Copy the data precisely, keeping every character.

Data entries for graphics
○ ○ ○ ○ ○ ○ ○
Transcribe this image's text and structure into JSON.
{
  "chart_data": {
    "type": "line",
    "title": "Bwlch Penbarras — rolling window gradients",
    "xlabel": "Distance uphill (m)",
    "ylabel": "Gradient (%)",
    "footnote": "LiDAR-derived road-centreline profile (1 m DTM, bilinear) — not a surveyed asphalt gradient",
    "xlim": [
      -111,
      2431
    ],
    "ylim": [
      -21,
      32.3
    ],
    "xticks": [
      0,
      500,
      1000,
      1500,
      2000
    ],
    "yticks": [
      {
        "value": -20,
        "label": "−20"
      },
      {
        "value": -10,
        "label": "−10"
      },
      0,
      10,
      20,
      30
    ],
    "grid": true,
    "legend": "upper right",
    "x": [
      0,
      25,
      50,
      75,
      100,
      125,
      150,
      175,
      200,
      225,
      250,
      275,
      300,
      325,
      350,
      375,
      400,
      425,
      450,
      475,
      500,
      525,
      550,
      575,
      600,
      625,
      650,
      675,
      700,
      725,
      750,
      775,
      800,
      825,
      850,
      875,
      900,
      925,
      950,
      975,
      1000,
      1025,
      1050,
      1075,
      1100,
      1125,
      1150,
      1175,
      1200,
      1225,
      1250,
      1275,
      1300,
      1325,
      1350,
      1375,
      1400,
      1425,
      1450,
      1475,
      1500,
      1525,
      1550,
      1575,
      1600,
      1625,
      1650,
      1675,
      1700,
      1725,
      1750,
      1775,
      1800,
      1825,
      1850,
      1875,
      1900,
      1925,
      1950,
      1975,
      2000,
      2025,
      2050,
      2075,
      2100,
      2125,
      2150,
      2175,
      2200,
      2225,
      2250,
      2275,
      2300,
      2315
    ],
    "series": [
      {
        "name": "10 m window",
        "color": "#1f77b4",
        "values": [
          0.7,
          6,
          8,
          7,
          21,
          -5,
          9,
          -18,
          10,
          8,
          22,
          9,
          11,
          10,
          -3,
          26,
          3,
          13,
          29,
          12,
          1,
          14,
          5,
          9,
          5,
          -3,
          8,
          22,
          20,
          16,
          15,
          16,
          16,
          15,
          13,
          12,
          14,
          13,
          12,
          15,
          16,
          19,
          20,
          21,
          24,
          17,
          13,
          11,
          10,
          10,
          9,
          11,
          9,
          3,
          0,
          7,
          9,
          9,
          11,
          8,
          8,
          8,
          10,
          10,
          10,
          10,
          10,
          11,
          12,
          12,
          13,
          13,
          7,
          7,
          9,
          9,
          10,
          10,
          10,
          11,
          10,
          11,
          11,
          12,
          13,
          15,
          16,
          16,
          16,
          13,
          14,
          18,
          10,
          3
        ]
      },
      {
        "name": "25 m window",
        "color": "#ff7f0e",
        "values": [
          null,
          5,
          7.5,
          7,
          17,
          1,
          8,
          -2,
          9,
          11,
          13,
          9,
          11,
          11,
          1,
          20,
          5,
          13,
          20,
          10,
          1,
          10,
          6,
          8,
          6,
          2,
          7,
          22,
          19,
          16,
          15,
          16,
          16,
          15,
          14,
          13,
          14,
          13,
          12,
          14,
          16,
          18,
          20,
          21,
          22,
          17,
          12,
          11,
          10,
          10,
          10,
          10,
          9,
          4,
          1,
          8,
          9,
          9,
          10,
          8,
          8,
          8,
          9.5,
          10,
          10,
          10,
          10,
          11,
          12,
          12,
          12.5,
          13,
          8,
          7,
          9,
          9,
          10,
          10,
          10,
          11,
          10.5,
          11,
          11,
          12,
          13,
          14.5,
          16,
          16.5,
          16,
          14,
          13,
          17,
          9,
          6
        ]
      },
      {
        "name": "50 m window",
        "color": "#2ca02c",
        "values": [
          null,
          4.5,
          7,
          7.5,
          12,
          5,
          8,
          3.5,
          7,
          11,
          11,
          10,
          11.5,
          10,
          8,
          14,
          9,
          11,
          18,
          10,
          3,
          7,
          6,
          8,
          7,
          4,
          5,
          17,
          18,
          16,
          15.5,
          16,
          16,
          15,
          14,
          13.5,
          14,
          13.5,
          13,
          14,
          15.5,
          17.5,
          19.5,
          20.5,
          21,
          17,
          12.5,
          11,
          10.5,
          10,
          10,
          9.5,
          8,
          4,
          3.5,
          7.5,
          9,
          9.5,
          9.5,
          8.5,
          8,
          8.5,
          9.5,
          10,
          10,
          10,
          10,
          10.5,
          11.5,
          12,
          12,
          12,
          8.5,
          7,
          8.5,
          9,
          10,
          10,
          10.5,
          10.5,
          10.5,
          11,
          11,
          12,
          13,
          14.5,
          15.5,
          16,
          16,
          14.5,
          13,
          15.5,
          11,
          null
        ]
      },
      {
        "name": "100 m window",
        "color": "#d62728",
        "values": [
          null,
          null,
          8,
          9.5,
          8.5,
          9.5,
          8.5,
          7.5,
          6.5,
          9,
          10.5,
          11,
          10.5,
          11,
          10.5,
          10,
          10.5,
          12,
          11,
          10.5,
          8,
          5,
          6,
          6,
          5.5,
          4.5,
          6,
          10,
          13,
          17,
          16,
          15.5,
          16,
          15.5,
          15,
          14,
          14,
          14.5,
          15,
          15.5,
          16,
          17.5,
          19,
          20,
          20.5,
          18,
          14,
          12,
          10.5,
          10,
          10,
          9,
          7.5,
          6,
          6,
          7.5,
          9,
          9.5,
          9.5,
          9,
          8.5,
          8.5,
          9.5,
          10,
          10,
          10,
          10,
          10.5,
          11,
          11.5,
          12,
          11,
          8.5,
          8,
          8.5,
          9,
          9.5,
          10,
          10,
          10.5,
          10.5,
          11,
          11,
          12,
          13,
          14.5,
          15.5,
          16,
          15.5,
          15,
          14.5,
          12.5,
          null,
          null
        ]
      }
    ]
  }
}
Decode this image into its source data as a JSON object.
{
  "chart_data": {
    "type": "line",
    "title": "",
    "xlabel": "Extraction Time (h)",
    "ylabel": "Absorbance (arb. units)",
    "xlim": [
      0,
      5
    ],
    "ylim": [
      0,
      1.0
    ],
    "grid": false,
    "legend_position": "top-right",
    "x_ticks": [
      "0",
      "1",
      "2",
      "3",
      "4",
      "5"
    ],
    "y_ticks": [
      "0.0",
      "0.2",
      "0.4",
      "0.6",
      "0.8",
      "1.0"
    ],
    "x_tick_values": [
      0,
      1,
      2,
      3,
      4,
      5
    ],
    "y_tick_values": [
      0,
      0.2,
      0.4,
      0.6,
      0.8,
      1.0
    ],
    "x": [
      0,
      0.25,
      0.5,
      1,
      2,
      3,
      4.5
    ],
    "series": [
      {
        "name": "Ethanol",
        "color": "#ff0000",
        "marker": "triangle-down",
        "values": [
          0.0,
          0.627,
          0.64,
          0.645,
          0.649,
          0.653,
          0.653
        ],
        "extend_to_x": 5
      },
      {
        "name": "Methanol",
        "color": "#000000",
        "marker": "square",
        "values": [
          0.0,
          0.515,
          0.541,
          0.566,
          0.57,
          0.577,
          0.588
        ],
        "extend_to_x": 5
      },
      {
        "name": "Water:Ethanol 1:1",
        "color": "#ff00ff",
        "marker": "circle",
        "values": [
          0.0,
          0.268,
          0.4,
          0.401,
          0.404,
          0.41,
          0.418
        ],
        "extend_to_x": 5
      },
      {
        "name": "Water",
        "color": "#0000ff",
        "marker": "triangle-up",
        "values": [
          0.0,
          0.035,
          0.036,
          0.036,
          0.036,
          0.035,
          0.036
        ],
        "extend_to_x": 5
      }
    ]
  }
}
○ ○ ○ ○ ○ ○ ○
Output =>
Transcribe this image's text and structure into JSON.
{
  "chart_data": {
    "type": "line",
    "title": "Bwlch Penbarras — rolling window gradients",
    "xlabel": "Distance uphill (m)",
    "ylabel": "Gradient (%)",
    "footnote": "LiDAR-derived road-centreline profile (1 m DTM, bilinear) — not a surveyed asphalt gradient",
    "xlim": [
      -111,
      2431
    ],
    "ylim": [
      -21,
      32.3
    ],
    "xticks": [
      0,
      500,
      1000,
      1500,
      2000
    ],
    "yticks": [
      {
        "value": -20,
        "label": "−20"
      },
      {
        "value": -10,
        "label": "−10"
      },
      0,
      10,
      20,
      30
    ],
    "grid": true,
    "legend": "upper right",
    "x": [
      0,
      25,
      50,
      75,
      100,
      125,
      150,
      175,
      200,
      225,
      250,
      275,
      300,
      325,
      350,
      375,
      400,
      425,
      450,
      475,
      500,
      525,
      550,
      575,
      600,
      625,
      650,
      675,
      700,
      725,
      750,
      775,
      800,
      825,
      850,
      875,
      900,
      925,
      950,
      975,
      1000,
      1025,
      1050,
      1075,
      1100,
      1125,
      1150,
      1175,
      1200,
      1225,
      1250,
      1275,
      1300,
      1325,
      1350,
      1375,
      1400,
      1425,
      1450,
      1475,
      1500,
      1525,
      1550,
      1575,
      1600,
      1625,
      1650,
      1675,
      1700,
      1725,
      1750,
      1775,
      1800,
      1825,
      1850,
      1875,
      1900,
      1925,
      1950,
      1975,
      2000,
      2025,
      2050,
      2075,
      2100,
      2125,
      2150,
      2175,
      2200,
      2225,
      2250,
      2275,
      2300,
      2315
    ],
    "series": [
      {
        "name": "10 m window",
        "color": "#1f77b4",
        "values": [
          0.7,
          6,
          8,
          7,
          21,
          -5,
          9,
          -18,
          10,
          8,
          22,
          9,
          11,
          10,
          -3,
          26,
          3,
          13,
          29,
          12,
          1,
          14,
          5,
          9,
          5,
          -3,
          8,
          22,
          20,
          16,
          15,
          16,
          16,
          15,
          13,
          12,
          14,
          13,
          12,
          15,
          16,
          19,
          20,
          21,
          24,
          17,
          13,
          11,
          10,
          10,
          9,
          11,
          9,
          3,
          0,
          7,
          9,
          9,
          11,
          8,
          8,
          8,
          10,
          10,
          10,
          10,
          10,
          11,
          12,
          12,
          13,
          13,
          7,
          7,
          9,
          9,
          10,
          10,
          10,
          11,
          10,
          11,
          11,
          12,
          13,
          15,
          16,
          16,
          16,
          13,
          14,
          18,
          10,
          3
        ]
      },
      {
        "name": "25 m window",
        "color": "#ff7f0e",
        "values": [
          null,
          5,
          7.5,
          7,
          17,
          1,
          8,
          -2,
          9,
          11,
          13,
          9,
          11,
          11,
          1,
          20,
          5,
          13,
          20,
          10,
          1,
          10,
          6,
          8,
          6,
          2,
          7,
          22,
          19,
          16,
          15,
          16,
          16,
          15,
          14,
          13,
          14,
          13,
          12,
          14,
          16,
          18,
          20,
          21,
          22,
          17,
          12,
          11,
          10,
          10,
          10,
          10,
          9,
          4,
          1,
          8,
          9,
          9,
          10,
          8,
          8,
          8,
          9.5,
          10,
          10,
          10,
          10,
          11,
          12,
          12,
          12.5,
          13,
          8,
          7,
          9,
          9,
          10,
          10,
          10,
          11,
          10.5,
          11,
          11,
          12,
          13,
          14.5,
          16,
          16.5,
          16,
          14,
          13,
          17,
          9,
          6
        ]
      },
      {
        "name": "50 m window",
        "color": "#2ca02c",
        "values": [
          null,
          4.5,
          7,
          7.5,
          12,
          5,
          8,
          3.5,
          7,
          11,
          11,
          10,
          11.5,
          10,
          8,
          14,
          9,
          11,
          18,
          10,
          3,
          7,
          6,
          8,
          7,
          4,
          5,
          17,
          18,
          16,
          15.5,
          16,
          16,
          15,
          14,
          13.5,
          14,
          13.5,
          13,
          14,
          15.5,
          17.5,
          19.5,
          20.5,
          21,
          17,
          12.5,
          11,
          10.5,
          10,
          10,
          9.5,
          8,
          4,
          3.5,
          7.5,
          9,
          9.5,
          9.5,
          8.5,
          8,
          8.5,
          9.5,
          10,
          10,
          10,
          10,
          10.5,
          11.5,
          12,
          12,
          12,
          8.5,
          7,
          8.5,
          9,
          10,
          10,
          10.5,
          10.5,
          10.5,
          11,
          11,
          12,
          13,
          14.5,
          15.5,
          16,
          16,
          14.5,
          13,
          15.5,
          11,
          null
        ]
      },
      {
        "name": "100 m window",
        "color": "#d62728",
        "values": [
          null,
          null,
          8,
          9.5,
          8.5,
          9.5,
          8.5,
          7.5,
          6.5,
          9,
          10.5,
          11,
          10.5,
          11,
          10.5,
          10,
          10.5,
          12,
          11,
          10.5,
          8,
          5,
          6,
          6,
          5.5,
          4.5,
          6,
          10,
          13,
          17,
          16,
          15.5,
          16,
          15.5,
          15,
          14,
          14,
          14.5,
          15,
          15.5,
          16,
          17.5,
          19,
          20,
          20.5,
          18,
          14,
          12,
          10.5,
          10,
          10,
          9,
          7.5,
          6,
          6,
          7.5,
          9,
          9.5,
          9.5,
          9,
          8.5,
          8.5,
          9.5,
          10,
          10,
          10,
          10,
          10.5,
          11,
          11.5,
          12,
          11,
          8.5,
          8,
          8.5,
          9,
          9.5,
          10,
          10,
          10.5,
          10.5,
          11,
          11,
          12,
          13,
          14.5,
          15.5,
          16,
          15.5,
          15,
          14.5,
          12.5,
          null,
          null
        ]
      }
    ]
  }
}
Decode this image into its source data as a JSON object.
{
  "chart_data": {
    "type": "line",
    "title": "",
    "xlabel": "Extraction Time (h)",
    "ylabel": "Absorbance (arb. units)",
    "xlim": [
      0,
      5
    ],
    "ylim": [
      0,
      1.0
    ],
    "grid": false,
    "legend_position": "top-right",
    "x_ticks": [
      "0",
      "1",
      "2",
      "3",
      "4",
      "5"
    ],
    "y_ticks": [
      "0.0",
      "0.2",
      "0.4",
      "0.6",
      "0.8",
      "1.0"
    ],
    "x_tick_values": [
      0,
      1,
      2,
      3,
      4,
      5
    ],
    "y_tick_values": [
      0,
      0.2,
      0.4,
      0.6,
      0.8,
      1.0
    ],
    "x": [
      0,
      0.25,
      0.5,
      1,
      2,
      3,
      4.5
    ],
    "series": [
      {
        "name": "Ethanol",
        "color": "#ff0000",
        "marker": "triangle-down",
        "values": [
          0.0,
          0.627,
          0.64,
          0.645,
          0.649,
          0.653,
          0.653
        ],
        "extend_to_x": 5
      },
      {
        "name": "Methanol",
        "color": "#000000",
        "marker": "square",
        "values": [
          0.0,
          0.515,
          0.541,
          0.566,
          0.57,
          0.577,
          0.588
        ],
        "extend_to_x": 5
      },
      {
        "name": "Water:Ethanol 1:1",
        "color": "#ff00ff",
        "marker": "circle",
        "values": [
          0.0,
          0.268,
          0.4,
          0.401,
          0.404,
          0.41,
          0.418
        ],
        "extend_to_x": 5
      },
      {
        "name": "Water",
        "color": "#0000ff",
        "marker": "triangle-up",
        "values": [
          0.0,
          0.035,
          0.036,
          0.036,
          0.036,
          0.035,
          0.036
        ],
        "extend_to_x": 5
      }
    ]
  }
}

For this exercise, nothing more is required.